● Exercise brief:
Drop the images; return everything else in the listing below exactly.

● Input rows:
^^^^
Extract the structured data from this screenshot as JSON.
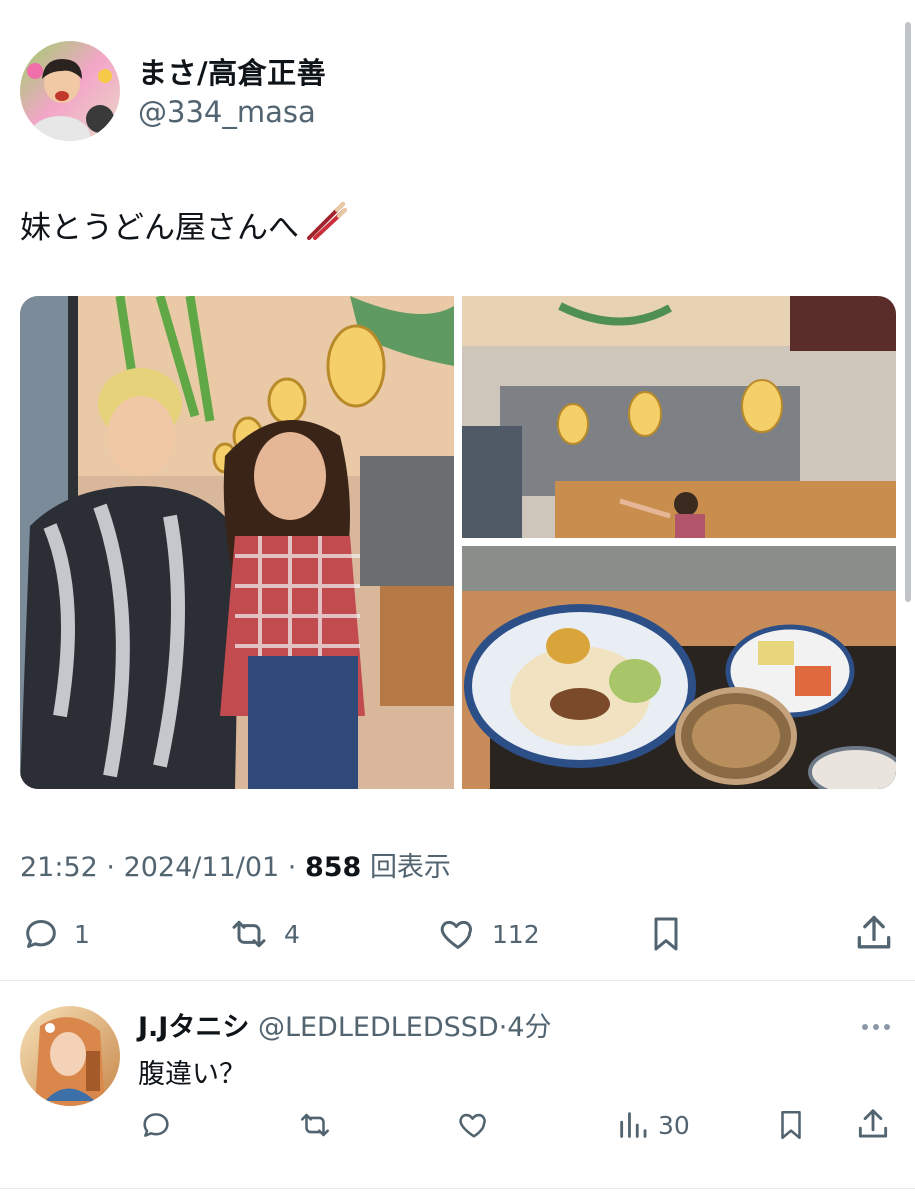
{
  "tweet": {
    "display_name": "まさ/高倉正善",
    "handle": "@334_masa",
    "text": "妹とうどん屋さんへ",
    "emoji_icon": "chopsticks-icon",
    "time": "21:52",
    "date": "2024/11/01",
    "views_count": "858",
    "views_label": "回表示",
    "actions": {
      "reply_count": "1",
      "retweet_count": "4",
      "like_count": "112"
    }
  },
  "reply": {
    "display_name": "J.Jタニシ",
    "handle": "@LEDLEDLEDSSD",
    "time_ago": "4分",
    "text": "腹違い？",
    "actions": {
      "views_count": "30"
    }
  },
  "colors": {
    "text": "#0f1419",
    "secondary": "#536471",
    "divider": "#e6ecf0"
  }
}
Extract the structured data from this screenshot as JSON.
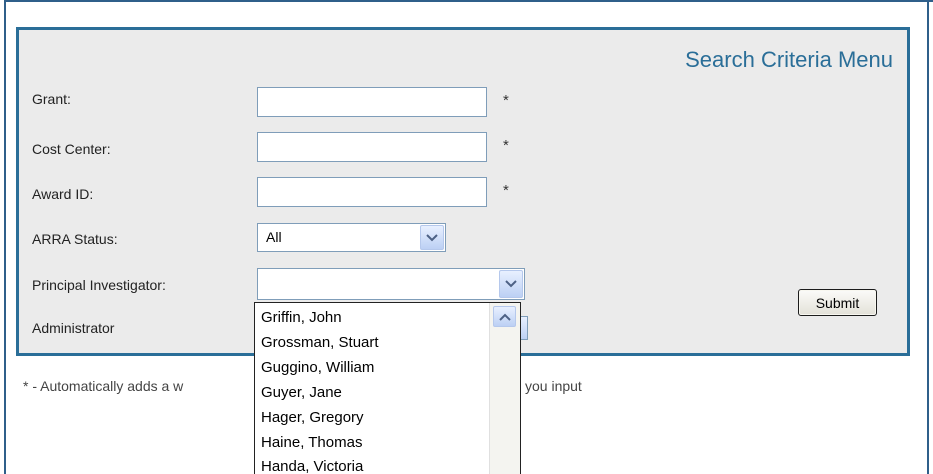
^^^^
● Answer for the task:
Extract the structured data from this screenshot as JSON.
{
  "tweet": {
    "display_name": "まさ/高倉正善",
    "handle": "@334_masa",
    "text": "妹とうどん屋さんへ",
    "emoji_icon": "chopsticks-icon",
    "time": "21:52",
    "date": "2024/11/01",
    "views_count": "858",
    "views_label": "回表示",
    "actions": {
      "reply_count": "1",
      "retweet_count": "4",
      "like_count": "112"
    }
  },
  "reply": {
    "display_name": "J.Jタニシ",
    "handle": "@LEDLEDLEDSSD",
    "time_ago": "4分",
    "text": "腹違い？",
    "actions": {
      "views_count": "30"
    }
  },
  "colors": {
    "text": "#0f1419",
    "secondary": "#536471",
    "divider": "#e6ecf0"
  }
}
Extract the structured data from this screenshot as JSON.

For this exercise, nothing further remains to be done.